WHAT IS REQUIRED:
Copy out every line exactly as given.

EXTRACTED MATERIAL:
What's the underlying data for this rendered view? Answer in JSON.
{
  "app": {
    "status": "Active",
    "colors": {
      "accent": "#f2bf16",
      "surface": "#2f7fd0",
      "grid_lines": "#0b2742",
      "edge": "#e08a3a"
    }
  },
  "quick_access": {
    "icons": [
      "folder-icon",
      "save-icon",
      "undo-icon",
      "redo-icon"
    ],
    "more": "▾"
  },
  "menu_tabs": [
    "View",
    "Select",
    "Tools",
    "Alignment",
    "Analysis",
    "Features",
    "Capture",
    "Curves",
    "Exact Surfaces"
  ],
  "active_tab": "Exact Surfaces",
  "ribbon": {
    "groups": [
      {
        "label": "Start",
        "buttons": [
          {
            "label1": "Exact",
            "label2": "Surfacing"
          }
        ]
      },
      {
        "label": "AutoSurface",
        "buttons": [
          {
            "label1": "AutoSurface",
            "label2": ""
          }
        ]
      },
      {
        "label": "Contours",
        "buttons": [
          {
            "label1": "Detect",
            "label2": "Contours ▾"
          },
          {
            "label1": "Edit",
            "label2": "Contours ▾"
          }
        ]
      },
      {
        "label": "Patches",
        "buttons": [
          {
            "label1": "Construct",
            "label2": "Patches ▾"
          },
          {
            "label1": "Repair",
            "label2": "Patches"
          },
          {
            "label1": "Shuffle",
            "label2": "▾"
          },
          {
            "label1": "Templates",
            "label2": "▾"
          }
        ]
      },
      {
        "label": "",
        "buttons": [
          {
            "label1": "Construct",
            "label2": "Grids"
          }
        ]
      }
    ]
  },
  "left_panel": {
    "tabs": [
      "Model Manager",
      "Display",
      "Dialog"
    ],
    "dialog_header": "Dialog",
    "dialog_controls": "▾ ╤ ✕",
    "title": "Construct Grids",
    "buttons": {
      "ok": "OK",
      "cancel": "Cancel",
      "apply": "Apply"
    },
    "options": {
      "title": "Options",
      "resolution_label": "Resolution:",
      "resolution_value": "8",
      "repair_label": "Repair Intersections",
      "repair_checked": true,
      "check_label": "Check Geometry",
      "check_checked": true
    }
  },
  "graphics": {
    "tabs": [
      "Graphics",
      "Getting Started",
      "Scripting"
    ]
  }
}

THE RESULT:
What's the underlying data for this rendered view? Answer in JSON.
{
  "app": {
    "status": "Active",
    "colors": {
      "accent": "#f2bf16",
      "surface": "#2f7fd0",
      "grid_lines": "#0b2742",
      "edge": "#e08a3a"
    }
  },
  "quick_access": {
    "icons": [
      "folder-icon",
      "save-icon",
      "undo-icon",
      "redo-icon"
    ],
    "more": "▾"
  },
  "menu_tabs": [
    "View",
    "Select",
    "Tools",
    "Alignment",
    "Analysis",
    "Features",
    "Capture",
    "Curves",
    "Exact Surfaces"
  ],
  "active_tab": "Exact Surfaces",
  "ribbon": {
    "groups": [
      {
        "label": "Start",
        "buttons": [
          {
            "label1": "Exact",
            "label2": "Surfacing"
          }
        ]
      },
      {
        "label": "AutoSurface",
        "buttons": [
          {
            "label1": "AutoSurface",
            "label2": ""
          }
        ]
      },
      {
        "label": "Contours",
        "buttons": [
          {
            "label1": "Detect",
            "label2": "Contours ▾"
          },
          {
            "label1": "Edit",
            "label2": "Contours ▾"
          }
        ]
      },
      {
        "label": "Patches",
        "buttons": [
          {
            "label1": "Construct",
            "label2": "Patches ▾"
          },
          {
            "label1": "Repair",
            "label2": "Patches"
          },
          {
            "label1": "Shuffle",
            "label2": "▾"
          },
          {
            "label1": "Templates",
            "label2": "▾"
          }
        ]
      },
      {
        "label": "",
        "buttons": [
          {
            "label1": "Construct",
            "label2": "Grids"
          }
        ]
      }
    ]
  },
  "left_panel": {
    "tabs": [
      "Model Manager",
      "Display",
      "Dialog"
    ],
    "dialog_header": "Dialog",
    "dialog_controls": "▾ ╤ ✕",
    "title": "Construct Grids",
    "buttons": {
      "ok": "OK",
      "cancel": "Cancel",
      "apply": "Apply"
    },
    "options": {
      "title": "Options",
      "resolution_label": "Resolution:",
      "resolution_value": "8",
      "repair_label": "Repair Intersections",
      "repair_checked": true,
      "check_label": "Check Geometry",
      "check_checked": true
    }
  },
  "graphics": {
    "tabs": [
      "Graphics",
      "Getting Started",
      "Scripting"
    ]
  }
}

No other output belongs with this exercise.